More than a quarter century has passed since Woese et al. (1) proposed a natural system for classifying Bacteria, Archaea, and Eukarya based on comparisons of gene sequences of the small ribosomal subunit (SSU). In the ensuing years, this method has become a standard for identifying Bacteria and Archaea (prokaryotes) (2). Ideally, when supplemented with additional phenotypic and genotypic data (polyphasic data), it provides a rich description of each strain that places it into a biologically meaningful context (3). Coverage of the 16,343 species, subspecies, and higher taxa with validly published names is nearly complete, with each being anchored by one or more high-quality 16S rRNA reference sequences derived from type strains (4). This represents a unique and unparalleled resource in the life sciences and is analogous to a base map onto which related strains and metadata can be mapped (5, 6). It also serves as the ultimate reference source against which new identification methods must be continuously evaluated and validated, and the source of new knowledge and new names that will ultimately be incorporated into systems intended for use in clinical and quality control microbiology laboratories.

Although 16S rRNA sequence analysis will remain one of the first steps in contemporary identification schemes for both cultured and uncultured prokaryotes in the foreseeable future, there is already a movement under way to employ whole-genome sequences (WGS) as the next logical step in classification schemes (712). Comparisons of WGS may overcome the principal shortcoming of 16S rRNA sequence analysis (limited taxonomic resolution) (2, 3); can provide direct evidence about the metabolic, structural, and functional potential of an organism; and can provide indirect evidence by inference about the same properties of closely related species. However, WGS currently has shortcomings when it is used to place species into higher taxa.

Although the transition to a genome-based taxonomy will introduce new steps into the taxonomist's workflow, it will likely proceed in a fashion similar to that for the adoption of new technologies in the past (10). Algorithms and heuristics for analyzing and interpreting genome-based classifications have already been adopted by the broader community (7, 11, 13, 14), and coordinated efforts are under way to assemble a collection of complete or high-quality draft genomes for each type strain (12, 1519). What differs about this transition compared to earlier ones is the speed at which it is occurring because of the ease and low cost of producing sequence data and the widespread availability of the technology. This is leading to an increase in the number of novel taxa being asserted by a much larger community of microbiologists, much of it outside the taxonomic literature. However, data interpretation, taxonomic inference, and hypothesis generation will likely remain a human activity, at least for now. So too, will be the challenge of linking the scientific, technical, medical, legal, and general literature where inferences are made based on names that may or may not be current, be correct, or have any meaning (20).

* _Exercise requirements_:
A – In the passage on prokaryote classification, which kinds of literature does the last sentence say must be linked?
B – Continue the passage on prokaryote classification from its last sentence.

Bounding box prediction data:
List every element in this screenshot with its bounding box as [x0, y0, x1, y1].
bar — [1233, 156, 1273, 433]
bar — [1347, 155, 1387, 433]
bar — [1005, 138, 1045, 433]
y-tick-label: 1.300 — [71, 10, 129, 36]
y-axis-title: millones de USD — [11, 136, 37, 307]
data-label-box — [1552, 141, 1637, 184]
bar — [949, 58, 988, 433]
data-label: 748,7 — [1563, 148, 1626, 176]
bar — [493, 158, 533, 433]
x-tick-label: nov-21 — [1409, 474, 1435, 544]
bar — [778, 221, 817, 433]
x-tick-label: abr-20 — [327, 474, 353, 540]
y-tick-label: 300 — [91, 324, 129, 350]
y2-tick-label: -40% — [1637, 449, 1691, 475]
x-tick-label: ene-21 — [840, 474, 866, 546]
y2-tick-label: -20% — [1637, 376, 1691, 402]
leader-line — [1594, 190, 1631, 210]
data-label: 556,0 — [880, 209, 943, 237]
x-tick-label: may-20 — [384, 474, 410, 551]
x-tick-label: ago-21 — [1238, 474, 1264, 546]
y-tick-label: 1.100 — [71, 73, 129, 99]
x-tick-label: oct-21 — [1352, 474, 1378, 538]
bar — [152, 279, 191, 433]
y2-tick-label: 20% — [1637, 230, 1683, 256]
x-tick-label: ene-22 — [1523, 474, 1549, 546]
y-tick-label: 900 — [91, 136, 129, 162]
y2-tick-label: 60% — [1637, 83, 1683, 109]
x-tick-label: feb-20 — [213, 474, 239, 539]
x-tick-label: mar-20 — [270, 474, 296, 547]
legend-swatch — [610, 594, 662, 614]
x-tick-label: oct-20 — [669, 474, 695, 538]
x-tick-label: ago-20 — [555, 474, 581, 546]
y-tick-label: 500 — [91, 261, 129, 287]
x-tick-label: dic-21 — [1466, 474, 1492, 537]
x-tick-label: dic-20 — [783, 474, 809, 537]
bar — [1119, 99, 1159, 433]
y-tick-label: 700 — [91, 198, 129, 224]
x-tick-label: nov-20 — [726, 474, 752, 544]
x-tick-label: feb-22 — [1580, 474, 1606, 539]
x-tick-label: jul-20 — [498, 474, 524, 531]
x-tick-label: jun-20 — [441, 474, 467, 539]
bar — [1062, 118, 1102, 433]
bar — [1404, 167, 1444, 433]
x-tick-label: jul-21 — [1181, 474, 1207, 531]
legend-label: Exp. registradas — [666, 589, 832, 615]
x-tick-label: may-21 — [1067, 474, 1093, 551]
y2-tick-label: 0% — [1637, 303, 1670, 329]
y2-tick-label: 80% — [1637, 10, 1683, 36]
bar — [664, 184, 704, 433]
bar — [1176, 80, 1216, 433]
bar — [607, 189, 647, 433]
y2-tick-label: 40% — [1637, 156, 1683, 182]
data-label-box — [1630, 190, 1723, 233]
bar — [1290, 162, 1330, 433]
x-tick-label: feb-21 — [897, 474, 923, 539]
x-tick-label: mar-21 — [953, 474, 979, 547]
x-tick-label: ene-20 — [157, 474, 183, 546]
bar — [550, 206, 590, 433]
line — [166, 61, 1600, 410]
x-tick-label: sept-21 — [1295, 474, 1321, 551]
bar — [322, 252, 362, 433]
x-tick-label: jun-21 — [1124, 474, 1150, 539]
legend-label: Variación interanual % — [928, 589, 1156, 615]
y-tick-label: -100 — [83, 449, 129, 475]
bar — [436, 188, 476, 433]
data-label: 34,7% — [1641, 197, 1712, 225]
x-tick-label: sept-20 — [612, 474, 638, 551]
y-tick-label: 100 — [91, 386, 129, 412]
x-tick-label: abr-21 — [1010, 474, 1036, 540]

* _List of answers_:
A – Scientific, technical, medical, legal, and general literature.

B –
Considerable progress has been made in developing methods to delimit species-, subspecies-, and strain-level relationships based on pairwise comparisons of genome sequences. The theories of techniques such as average nucleotide identity (ANI), average amino acid identity (AAI), and digital DNA-DNA hybridization (DDH) are presented elsewhere (7, 11, 13, 14, 21, 22), but it is noteworthy that all are rooted in earlier methods. These will be discussed in the context of the challenges that they present in developing an all-encompassing taxonomy. The focus of this review will be the technical and social challenges we will likely encounter and will draw on insights gained from the 2-decade transition to a 16S rRNA-based taxonomy. Data used in the analyses presented here are from the NamesforLife database (www.namesforlife.com; NamesforLife, LLC, East Lansing, MI), which contains a complete record of the taxonomic and nomenclatural record events of Bacteria and Archaea, modeled according to the systems and methods of Garrity and Lyons (23, 24).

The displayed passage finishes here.